- _WHAT IS REQUIRED_: Read the lines that follow and pick out every one containing the word "Cratino".

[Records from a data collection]
───
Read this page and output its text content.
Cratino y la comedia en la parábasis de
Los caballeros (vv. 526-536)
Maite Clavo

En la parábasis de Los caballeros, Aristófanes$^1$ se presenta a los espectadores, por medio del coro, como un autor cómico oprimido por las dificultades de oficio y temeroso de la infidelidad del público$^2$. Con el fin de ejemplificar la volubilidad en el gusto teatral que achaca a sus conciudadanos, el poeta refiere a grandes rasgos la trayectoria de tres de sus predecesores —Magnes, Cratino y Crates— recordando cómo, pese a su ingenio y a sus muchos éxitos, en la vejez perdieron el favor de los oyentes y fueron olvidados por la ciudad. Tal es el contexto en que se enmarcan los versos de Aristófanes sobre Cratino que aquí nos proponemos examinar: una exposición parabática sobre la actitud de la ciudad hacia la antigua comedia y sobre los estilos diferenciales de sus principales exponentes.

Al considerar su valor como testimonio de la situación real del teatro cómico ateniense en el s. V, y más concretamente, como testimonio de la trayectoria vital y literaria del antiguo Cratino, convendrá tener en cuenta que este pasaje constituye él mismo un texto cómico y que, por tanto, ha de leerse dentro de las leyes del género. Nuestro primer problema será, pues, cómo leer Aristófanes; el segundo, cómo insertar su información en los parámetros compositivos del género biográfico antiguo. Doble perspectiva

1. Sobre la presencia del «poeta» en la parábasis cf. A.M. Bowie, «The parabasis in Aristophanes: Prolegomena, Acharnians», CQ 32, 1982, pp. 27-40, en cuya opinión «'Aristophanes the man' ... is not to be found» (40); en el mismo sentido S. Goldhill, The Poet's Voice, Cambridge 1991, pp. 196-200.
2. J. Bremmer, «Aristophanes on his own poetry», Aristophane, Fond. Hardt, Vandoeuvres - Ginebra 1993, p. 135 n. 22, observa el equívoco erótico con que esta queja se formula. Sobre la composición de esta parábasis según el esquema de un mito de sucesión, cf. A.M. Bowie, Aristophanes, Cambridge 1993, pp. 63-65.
───
- _WRITTEN REPLY_:
Cratino y la comedia en la parábasis de
En la parábasis de Los caballeros, Aristófanes$^1$ se presenta a los espectadores, por medio del coro, como un autor cómico oprimido por las dificultades de oficio y temeroso de la infidelidad del público$^2$. Con el fin de ejemplificar la volubilidad en el gusto teatral que achaca a sus conciudadanos, el poeta refiere a grandes rasgos la trayectoria de tres de sus predecesores —Magnes, Cratino y Crates— recordando cómo, pese a su ingenio y a sus muchos éxitos, en la vejez perdieron el favor de los oyentes y fueron olvidados por la ciudad. Tal es el contexto en que se enmarcan los versos de Aristófanes sobre Cratino que aquí nos proponemos examinar: una exposición parabática sobre la actitud de la ciudad hacia la antigua comedia y sobre los estilos diferenciales de sus principales exponentes.
Al considerar su valor como testimonio de la situación real del teatro cómico ateniense en el s. V, y más concretamente, como testimonio de la trayectoria vital y literaria del antiguo Cratino, convendrá tener en cuenta que este pasaje constituye él mismo un texto cómico y que, por tanto, ha de leerse dentro de las leyes del género. Nuestro primer problema será, pues, cómo leer Aristófanes; el segundo, cómo insertar su información en los parámetros compositivos del género biográfico antiguo. Doble perspectiva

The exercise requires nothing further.